Required work
From the listing below, return each line that includes "with".

=====

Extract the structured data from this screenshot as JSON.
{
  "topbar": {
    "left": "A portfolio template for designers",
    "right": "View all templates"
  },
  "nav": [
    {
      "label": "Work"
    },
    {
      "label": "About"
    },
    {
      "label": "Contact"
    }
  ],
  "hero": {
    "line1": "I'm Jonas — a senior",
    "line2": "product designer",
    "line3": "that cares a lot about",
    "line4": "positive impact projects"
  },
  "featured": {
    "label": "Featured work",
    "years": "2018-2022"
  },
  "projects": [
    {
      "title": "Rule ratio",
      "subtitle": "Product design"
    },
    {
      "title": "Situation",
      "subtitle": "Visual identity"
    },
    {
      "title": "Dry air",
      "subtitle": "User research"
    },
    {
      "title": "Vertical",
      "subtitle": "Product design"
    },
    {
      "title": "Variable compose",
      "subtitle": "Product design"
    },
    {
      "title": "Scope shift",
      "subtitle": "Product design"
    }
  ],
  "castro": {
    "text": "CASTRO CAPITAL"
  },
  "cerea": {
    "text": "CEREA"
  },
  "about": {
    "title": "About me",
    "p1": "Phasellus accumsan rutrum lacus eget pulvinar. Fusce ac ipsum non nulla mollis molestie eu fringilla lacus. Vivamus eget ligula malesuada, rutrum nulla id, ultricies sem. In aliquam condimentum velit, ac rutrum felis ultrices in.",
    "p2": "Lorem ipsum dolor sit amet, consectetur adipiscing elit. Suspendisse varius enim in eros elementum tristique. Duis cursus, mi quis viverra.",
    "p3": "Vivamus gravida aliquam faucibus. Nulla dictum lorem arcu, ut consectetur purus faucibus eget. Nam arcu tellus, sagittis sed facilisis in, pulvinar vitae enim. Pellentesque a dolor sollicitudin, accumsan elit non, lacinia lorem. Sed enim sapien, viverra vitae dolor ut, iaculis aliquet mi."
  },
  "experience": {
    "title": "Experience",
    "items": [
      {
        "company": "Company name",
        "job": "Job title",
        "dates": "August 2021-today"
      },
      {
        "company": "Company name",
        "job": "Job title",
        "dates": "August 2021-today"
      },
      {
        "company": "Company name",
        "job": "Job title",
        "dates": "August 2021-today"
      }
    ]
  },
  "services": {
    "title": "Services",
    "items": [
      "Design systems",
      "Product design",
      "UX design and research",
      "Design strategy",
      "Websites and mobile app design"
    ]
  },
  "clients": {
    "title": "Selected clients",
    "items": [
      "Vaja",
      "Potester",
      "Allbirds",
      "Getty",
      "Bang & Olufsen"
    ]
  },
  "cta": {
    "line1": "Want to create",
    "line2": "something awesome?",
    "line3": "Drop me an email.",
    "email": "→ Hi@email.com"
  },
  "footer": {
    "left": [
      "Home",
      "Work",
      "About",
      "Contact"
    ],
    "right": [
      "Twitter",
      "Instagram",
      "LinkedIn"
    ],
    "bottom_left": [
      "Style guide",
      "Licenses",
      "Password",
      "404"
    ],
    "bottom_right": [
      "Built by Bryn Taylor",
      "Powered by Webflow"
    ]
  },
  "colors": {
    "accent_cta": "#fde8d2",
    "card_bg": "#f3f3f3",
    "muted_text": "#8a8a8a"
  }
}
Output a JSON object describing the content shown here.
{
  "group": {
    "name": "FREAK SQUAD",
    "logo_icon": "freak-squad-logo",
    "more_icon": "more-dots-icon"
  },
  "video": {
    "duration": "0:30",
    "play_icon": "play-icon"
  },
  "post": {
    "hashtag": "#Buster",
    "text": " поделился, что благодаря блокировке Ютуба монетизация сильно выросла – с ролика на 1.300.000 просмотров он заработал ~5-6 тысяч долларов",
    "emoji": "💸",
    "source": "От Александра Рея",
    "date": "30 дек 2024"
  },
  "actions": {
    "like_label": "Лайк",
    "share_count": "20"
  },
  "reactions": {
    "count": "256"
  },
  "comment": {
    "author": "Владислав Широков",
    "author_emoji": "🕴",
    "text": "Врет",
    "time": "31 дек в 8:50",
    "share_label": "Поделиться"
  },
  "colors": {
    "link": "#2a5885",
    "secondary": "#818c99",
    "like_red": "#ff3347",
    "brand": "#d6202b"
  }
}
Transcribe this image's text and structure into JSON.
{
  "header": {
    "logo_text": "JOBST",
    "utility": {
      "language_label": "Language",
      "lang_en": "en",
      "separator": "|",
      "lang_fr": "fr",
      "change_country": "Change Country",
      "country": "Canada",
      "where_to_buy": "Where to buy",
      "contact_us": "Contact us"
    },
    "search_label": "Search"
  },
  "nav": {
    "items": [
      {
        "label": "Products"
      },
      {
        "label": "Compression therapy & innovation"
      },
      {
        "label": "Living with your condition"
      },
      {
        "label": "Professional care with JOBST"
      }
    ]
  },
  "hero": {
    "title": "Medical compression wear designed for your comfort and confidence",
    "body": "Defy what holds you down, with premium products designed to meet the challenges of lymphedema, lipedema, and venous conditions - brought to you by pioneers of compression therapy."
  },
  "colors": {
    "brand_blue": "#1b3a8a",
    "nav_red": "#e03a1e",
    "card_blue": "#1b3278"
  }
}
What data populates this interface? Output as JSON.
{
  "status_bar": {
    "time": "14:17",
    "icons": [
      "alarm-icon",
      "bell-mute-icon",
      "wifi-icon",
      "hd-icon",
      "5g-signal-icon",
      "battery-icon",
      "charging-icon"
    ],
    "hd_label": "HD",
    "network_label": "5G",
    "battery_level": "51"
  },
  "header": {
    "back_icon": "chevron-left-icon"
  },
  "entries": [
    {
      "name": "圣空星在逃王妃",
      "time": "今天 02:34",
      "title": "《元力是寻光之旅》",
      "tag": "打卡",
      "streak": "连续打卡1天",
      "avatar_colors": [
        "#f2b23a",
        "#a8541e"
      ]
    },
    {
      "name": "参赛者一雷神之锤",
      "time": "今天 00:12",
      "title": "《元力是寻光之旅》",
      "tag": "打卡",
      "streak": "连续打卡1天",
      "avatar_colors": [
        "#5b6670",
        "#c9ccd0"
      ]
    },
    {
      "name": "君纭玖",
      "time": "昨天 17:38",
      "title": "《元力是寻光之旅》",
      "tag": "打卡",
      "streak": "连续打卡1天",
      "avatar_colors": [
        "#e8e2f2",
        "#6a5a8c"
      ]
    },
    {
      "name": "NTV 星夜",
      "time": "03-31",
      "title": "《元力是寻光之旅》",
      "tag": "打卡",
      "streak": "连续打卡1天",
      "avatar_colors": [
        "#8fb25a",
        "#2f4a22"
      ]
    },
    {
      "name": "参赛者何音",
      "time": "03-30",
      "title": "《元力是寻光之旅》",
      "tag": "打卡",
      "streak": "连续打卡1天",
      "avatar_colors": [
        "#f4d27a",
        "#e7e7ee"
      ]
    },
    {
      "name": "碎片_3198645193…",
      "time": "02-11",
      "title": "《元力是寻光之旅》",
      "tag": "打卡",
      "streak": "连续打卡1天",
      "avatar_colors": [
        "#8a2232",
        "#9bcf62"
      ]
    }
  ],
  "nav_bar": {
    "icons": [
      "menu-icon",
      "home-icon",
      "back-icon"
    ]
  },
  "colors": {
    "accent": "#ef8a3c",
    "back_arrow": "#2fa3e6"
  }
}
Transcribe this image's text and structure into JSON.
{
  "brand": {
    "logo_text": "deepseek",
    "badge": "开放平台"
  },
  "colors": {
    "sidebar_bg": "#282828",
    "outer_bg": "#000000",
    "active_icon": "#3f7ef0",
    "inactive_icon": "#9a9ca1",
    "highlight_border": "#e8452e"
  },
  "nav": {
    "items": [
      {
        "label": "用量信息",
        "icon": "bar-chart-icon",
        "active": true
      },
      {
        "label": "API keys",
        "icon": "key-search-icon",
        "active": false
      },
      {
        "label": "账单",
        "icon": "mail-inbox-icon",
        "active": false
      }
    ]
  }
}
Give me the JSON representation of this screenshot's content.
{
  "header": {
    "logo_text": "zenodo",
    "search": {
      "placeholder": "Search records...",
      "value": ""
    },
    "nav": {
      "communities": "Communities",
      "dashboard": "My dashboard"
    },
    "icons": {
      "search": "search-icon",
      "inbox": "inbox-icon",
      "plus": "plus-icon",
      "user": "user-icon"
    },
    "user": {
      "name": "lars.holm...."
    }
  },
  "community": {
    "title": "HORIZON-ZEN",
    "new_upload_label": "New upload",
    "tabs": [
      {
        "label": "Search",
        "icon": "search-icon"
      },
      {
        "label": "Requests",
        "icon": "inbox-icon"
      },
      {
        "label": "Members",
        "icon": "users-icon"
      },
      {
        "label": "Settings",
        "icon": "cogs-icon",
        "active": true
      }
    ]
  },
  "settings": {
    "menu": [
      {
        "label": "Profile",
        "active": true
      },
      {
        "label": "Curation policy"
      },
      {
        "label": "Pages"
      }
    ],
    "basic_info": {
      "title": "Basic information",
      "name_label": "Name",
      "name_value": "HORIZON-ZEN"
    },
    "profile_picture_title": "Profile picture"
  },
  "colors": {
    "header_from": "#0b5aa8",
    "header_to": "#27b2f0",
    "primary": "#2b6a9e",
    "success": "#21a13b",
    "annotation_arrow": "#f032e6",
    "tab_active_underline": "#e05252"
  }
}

=====

Worked answer
        "label": "Living with your condition"
        "label": "Professional care with JOBST"
    "body": "Defy what holds you down, with premium products designed to meet the challenges of lymphedema, lipedema, and venous conditions - brought to you by pioneers of compression therapy."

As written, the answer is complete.